WHAT YOU HAVE TO DO: Copy each line containing the word "мистецтва" from the records that follow, please.

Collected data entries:
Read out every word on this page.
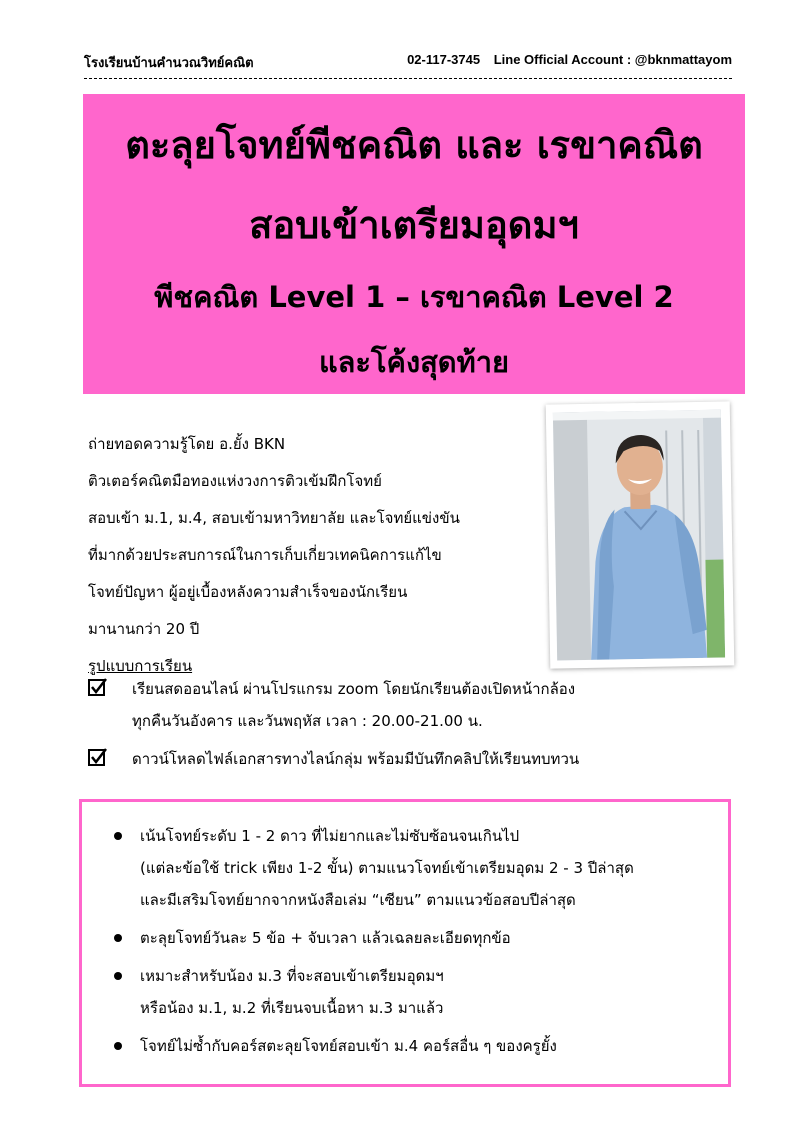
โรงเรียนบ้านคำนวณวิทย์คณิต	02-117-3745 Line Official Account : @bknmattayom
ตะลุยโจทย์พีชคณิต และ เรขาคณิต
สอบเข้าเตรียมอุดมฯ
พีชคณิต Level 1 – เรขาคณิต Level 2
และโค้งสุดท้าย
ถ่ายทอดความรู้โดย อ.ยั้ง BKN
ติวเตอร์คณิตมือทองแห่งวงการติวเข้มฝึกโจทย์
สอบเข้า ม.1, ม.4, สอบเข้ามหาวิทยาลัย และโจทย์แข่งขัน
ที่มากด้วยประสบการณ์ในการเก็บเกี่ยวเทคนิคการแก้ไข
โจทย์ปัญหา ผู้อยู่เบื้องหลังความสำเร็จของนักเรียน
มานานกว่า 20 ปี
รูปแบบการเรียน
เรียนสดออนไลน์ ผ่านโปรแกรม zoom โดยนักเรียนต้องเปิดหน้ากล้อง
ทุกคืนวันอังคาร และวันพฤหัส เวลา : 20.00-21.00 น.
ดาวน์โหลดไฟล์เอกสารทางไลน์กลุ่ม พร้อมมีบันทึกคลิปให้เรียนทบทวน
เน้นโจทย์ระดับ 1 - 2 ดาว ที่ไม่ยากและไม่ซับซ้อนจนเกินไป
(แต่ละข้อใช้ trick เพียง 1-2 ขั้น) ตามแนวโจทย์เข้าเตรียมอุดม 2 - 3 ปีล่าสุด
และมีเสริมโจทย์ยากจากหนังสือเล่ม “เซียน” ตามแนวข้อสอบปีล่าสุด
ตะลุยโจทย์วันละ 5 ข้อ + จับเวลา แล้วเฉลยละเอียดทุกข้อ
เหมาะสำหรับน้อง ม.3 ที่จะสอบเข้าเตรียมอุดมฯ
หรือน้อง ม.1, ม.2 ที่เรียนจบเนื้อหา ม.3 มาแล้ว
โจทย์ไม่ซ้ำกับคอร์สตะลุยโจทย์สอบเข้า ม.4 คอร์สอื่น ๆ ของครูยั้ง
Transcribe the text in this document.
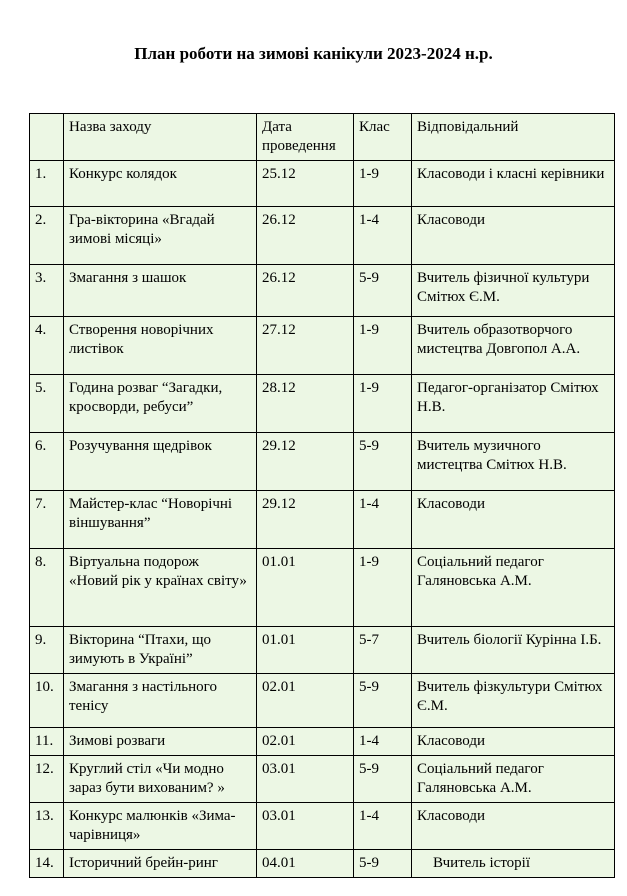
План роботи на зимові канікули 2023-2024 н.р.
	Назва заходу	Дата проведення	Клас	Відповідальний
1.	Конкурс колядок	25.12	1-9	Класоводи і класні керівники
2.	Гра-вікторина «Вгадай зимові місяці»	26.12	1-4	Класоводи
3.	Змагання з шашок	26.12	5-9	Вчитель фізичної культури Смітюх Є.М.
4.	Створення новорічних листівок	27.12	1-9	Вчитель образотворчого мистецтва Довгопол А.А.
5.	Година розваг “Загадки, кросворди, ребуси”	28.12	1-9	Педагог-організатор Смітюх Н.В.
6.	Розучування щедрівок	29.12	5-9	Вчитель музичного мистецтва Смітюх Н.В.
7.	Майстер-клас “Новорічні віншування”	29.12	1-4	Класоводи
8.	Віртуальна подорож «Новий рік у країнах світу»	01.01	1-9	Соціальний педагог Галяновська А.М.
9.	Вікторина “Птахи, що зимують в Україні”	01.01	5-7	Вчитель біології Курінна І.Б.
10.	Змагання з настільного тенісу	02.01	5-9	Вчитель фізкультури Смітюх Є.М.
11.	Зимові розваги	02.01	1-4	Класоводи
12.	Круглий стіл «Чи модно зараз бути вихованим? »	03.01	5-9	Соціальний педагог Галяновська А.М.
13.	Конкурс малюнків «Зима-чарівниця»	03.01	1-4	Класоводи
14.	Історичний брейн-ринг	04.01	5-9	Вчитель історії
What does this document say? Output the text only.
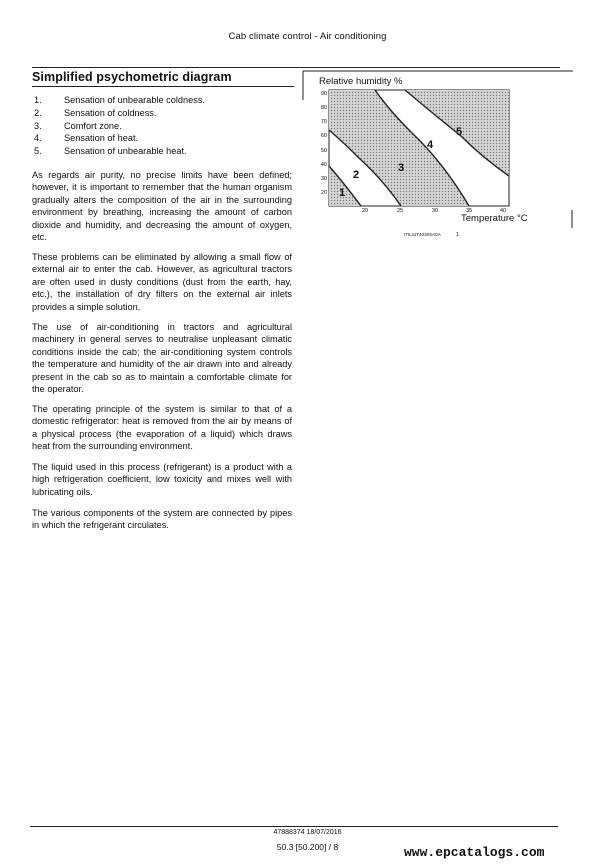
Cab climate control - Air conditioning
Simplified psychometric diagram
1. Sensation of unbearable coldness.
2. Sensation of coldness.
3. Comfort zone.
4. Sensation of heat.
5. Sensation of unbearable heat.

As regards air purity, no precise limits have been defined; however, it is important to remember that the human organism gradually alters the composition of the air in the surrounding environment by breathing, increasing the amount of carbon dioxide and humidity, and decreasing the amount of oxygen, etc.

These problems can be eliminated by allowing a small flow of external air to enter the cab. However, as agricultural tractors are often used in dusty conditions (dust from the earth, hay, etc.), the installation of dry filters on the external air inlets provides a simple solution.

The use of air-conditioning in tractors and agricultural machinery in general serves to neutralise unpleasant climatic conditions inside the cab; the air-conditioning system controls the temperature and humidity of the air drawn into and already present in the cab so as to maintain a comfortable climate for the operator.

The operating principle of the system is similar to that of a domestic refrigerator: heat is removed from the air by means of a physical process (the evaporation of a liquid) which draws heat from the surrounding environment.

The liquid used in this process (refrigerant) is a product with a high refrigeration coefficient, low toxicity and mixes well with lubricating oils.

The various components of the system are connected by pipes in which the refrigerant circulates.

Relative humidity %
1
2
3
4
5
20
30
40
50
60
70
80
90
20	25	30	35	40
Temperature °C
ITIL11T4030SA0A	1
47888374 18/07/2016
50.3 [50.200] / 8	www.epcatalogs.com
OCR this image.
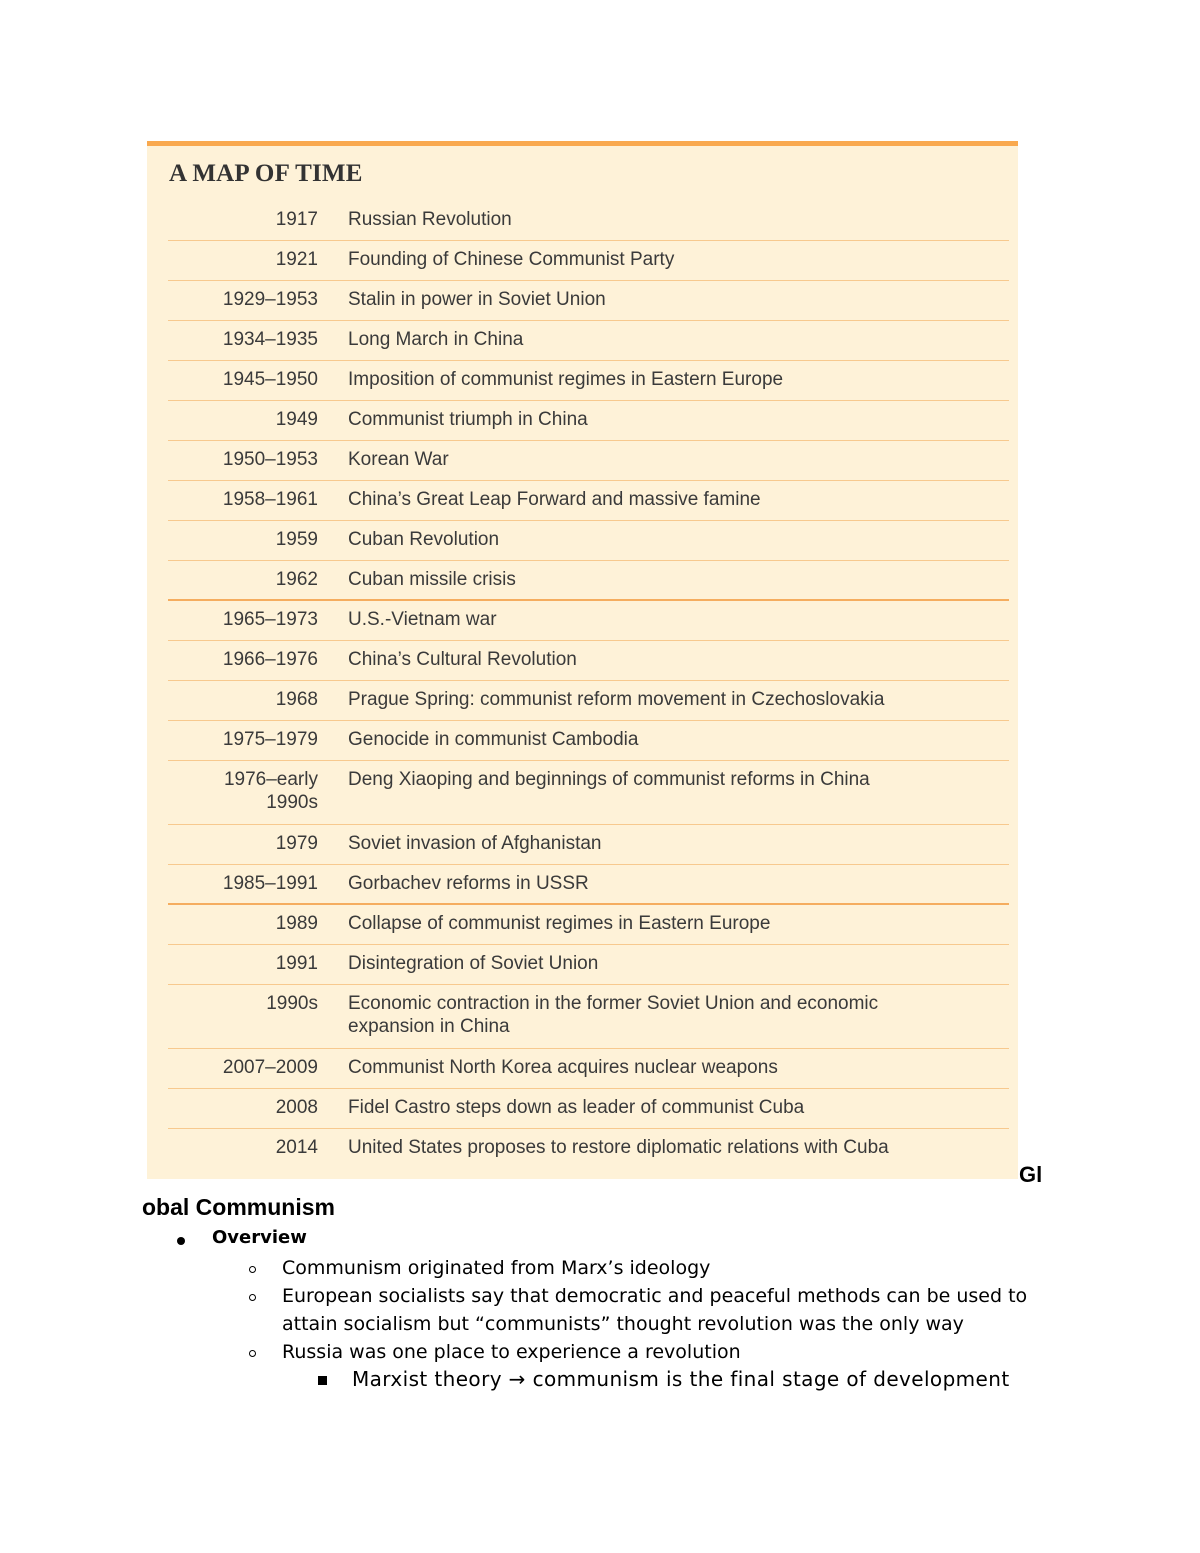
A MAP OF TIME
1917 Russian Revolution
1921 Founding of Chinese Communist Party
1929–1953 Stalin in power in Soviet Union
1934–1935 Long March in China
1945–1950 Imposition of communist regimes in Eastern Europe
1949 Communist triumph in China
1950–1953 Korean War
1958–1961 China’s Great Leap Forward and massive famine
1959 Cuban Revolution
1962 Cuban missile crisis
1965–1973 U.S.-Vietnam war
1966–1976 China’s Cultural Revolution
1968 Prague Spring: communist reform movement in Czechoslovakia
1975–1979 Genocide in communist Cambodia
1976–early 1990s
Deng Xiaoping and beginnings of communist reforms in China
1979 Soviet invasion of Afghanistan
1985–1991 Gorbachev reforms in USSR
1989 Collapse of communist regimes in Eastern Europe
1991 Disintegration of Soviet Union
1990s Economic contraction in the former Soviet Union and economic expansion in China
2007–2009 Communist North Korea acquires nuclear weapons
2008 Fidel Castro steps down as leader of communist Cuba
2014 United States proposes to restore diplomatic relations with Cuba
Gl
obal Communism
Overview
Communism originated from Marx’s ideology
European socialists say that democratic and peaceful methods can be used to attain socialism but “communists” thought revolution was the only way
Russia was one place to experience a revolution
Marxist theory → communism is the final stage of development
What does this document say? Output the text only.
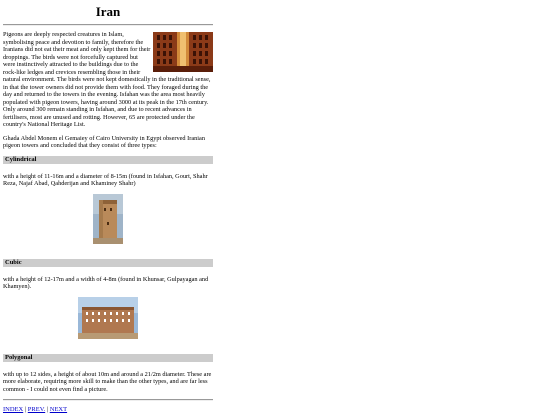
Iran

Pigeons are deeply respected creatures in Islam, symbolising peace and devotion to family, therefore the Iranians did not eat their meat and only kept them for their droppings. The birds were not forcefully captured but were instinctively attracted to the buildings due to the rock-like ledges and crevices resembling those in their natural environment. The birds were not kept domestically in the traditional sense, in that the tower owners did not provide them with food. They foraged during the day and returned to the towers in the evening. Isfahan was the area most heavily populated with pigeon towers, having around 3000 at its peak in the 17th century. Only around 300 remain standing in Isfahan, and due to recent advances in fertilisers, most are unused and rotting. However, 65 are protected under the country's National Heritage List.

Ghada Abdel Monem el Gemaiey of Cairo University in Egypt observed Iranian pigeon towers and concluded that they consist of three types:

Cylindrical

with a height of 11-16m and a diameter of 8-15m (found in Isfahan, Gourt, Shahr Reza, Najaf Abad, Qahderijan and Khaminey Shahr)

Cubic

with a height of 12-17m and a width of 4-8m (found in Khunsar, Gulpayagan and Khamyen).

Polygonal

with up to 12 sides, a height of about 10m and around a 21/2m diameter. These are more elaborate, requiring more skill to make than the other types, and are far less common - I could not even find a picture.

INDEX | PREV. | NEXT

EXERCISE RESULT:
4.	Створення новорічних листівок	27.12	1-9	Вчитель образотворчого мистецтва Довгопол А.А.
6.	Розучування щедрівок	29.12	5-9	Вчитель музичного мистецтва Смітюх Н.В.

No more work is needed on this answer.